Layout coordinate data
══════

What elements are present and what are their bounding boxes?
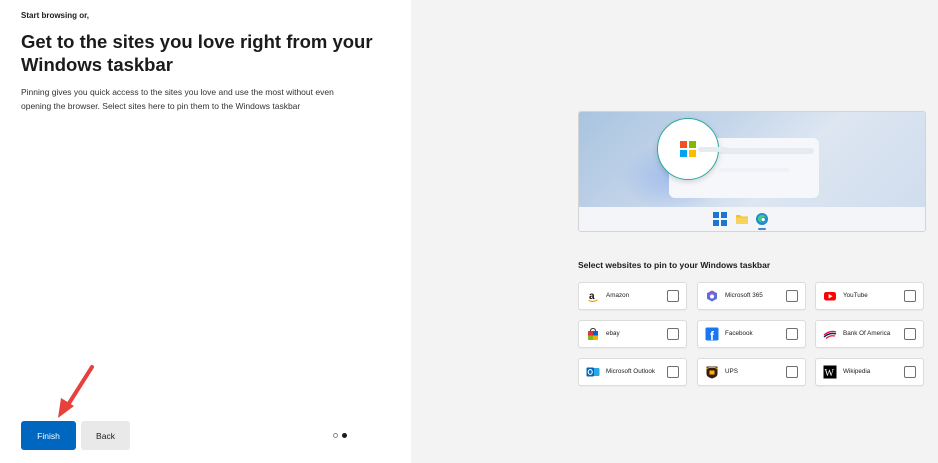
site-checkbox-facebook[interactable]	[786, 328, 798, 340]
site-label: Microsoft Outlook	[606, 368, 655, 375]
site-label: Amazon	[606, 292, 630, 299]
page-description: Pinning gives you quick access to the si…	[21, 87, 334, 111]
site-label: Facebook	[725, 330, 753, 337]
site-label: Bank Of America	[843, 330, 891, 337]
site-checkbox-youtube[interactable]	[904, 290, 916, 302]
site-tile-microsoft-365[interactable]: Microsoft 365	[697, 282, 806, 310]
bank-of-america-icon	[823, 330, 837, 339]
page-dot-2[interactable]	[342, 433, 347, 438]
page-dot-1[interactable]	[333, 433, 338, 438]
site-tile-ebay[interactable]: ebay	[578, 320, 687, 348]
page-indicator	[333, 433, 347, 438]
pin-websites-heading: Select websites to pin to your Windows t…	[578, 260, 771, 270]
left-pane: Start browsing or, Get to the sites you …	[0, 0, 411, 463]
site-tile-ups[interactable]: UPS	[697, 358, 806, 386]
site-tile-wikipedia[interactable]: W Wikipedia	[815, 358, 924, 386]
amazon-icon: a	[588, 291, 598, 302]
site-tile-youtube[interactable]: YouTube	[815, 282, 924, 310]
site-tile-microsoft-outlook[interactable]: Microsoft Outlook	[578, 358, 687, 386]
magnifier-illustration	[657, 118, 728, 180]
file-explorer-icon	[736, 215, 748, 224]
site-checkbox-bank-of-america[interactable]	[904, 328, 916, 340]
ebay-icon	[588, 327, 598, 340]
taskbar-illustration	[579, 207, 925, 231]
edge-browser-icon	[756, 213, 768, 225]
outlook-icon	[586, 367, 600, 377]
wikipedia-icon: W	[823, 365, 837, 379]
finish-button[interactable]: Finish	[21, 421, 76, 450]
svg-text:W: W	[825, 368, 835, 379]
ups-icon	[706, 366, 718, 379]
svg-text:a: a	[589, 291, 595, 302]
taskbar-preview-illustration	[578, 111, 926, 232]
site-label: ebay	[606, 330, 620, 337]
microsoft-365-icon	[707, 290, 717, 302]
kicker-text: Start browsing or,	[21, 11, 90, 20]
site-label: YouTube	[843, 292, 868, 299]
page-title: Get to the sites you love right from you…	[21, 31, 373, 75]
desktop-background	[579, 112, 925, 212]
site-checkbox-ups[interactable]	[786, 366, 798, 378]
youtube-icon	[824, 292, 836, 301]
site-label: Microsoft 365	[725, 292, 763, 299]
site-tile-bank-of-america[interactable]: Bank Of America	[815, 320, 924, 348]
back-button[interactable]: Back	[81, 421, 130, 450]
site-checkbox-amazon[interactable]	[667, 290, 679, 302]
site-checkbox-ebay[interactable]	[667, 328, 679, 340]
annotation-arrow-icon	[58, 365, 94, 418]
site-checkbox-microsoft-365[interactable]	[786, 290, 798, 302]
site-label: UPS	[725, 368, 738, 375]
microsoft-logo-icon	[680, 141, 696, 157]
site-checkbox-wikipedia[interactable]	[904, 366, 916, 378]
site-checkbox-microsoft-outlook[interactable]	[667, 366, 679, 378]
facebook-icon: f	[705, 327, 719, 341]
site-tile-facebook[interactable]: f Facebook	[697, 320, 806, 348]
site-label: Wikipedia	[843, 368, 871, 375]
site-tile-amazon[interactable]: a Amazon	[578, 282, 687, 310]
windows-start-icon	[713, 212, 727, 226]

══════

- [TO BE DONE] Duplicate every line of the records above without any changes, and leave out the pictures.

- [OUTPUT OF THE EXERCISE]
What elements are present and what are their bounding boxes?
site-checkbox-facebook[interactable]	[786, 328, 798, 340]
site-label: Microsoft Outlook	[606, 368, 655, 375]
site-label: Amazon	[606, 292, 630, 299]
page-description: Pinning gives you quick access to the si…	[21, 87, 334, 111]
site-label: Facebook	[725, 330, 753, 337]
site-label: Bank Of America	[843, 330, 891, 337]
site-checkbox-youtube[interactable]	[904, 290, 916, 302]
site-tile-microsoft-365[interactable]: Microsoft 365	[697, 282, 806, 310]
bank-of-america-icon	[823, 330, 837, 339]
page-dot-2[interactable]	[342, 433, 347, 438]
page-dot-1[interactable]	[333, 433, 338, 438]
site-tile-ebay[interactable]: ebay	[578, 320, 687, 348]
page-indicator	[333, 433, 347, 438]
pin-websites-heading: Select websites to pin to your Windows t…	[578, 260, 771, 270]
left-pane: Start browsing or, Get to the sites you …	[0, 0, 411, 463]
site-tile-ups[interactable]: UPS	[697, 358, 806, 386]
site-tile-wikipedia[interactable]: W Wikipedia	[815, 358, 924, 386]
amazon-icon: a	[588, 291, 598, 302]
site-tile-youtube[interactable]: YouTube	[815, 282, 924, 310]
site-tile-microsoft-outlook[interactable]: Microsoft Outlook	[578, 358, 687, 386]
magnifier-illustration	[657, 118, 728, 180]
file-explorer-icon	[736, 215, 748, 224]
site-checkbox-bank-of-america[interactable]	[904, 328, 916, 340]
ebay-icon	[588, 327, 598, 340]
taskbar-illustration	[579, 207, 925, 231]
edge-browser-icon	[756, 213, 768, 225]
outlook-icon	[586, 367, 600, 377]
wikipedia-icon: W	[823, 365, 837, 379]
finish-button[interactable]: Finish	[21, 421, 76, 450]
svg-text:W: W	[825, 368, 835, 379]
ups-icon	[706, 366, 718, 379]
svg-text:a: a	[589, 291, 595, 302]
taskbar-preview-illustration	[578, 111, 926, 232]
site-label: ebay	[606, 330, 620, 337]
microsoft-365-icon	[707, 290, 717, 302]
kicker-text: Start browsing or,	[21, 11, 90, 20]
site-label: YouTube	[843, 292, 868, 299]
page-title: Get to the sites you love right from you…	[21, 31, 373, 75]
desktop-background	[579, 112, 925, 212]
site-checkbox-ups[interactable]	[786, 366, 798, 378]
youtube-icon	[824, 292, 836, 301]
site-label: Microsoft 365	[725, 292, 763, 299]
site-tile-bank-of-america[interactable]: Bank Of America	[815, 320, 924, 348]
back-button[interactable]: Back	[81, 421, 130, 450]
site-checkbox-amazon[interactable]	[667, 290, 679, 302]
site-checkbox-ebay[interactable]	[667, 328, 679, 340]
annotation-arrow-icon	[58, 365, 94, 418]
site-checkbox-microsoft-365[interactable]	[786, 290, 798, 302]
site-label: UPS	[725, 368, 738, 375]
microsoft-logo-icon	[680, 141, 696, 157]
site-checkbox-wikipedia[interactable]	[904, 366, 916, 378]
site-checkbox-microsoft-outlook[interactable]	[667, 366, 679, 378]
facebook-icon: f	[705, 327, 719, 341]
site-tile-facebook[interactable]: f Facebook	[697, 320, 806, 348]
site-label: Wikipedia	[843, 368, 871, 375]
site-tile-amazon[interactable]: a Amazon	[578, 282, 687, 310]
windows-start-icon	[713, 212, 727, 226]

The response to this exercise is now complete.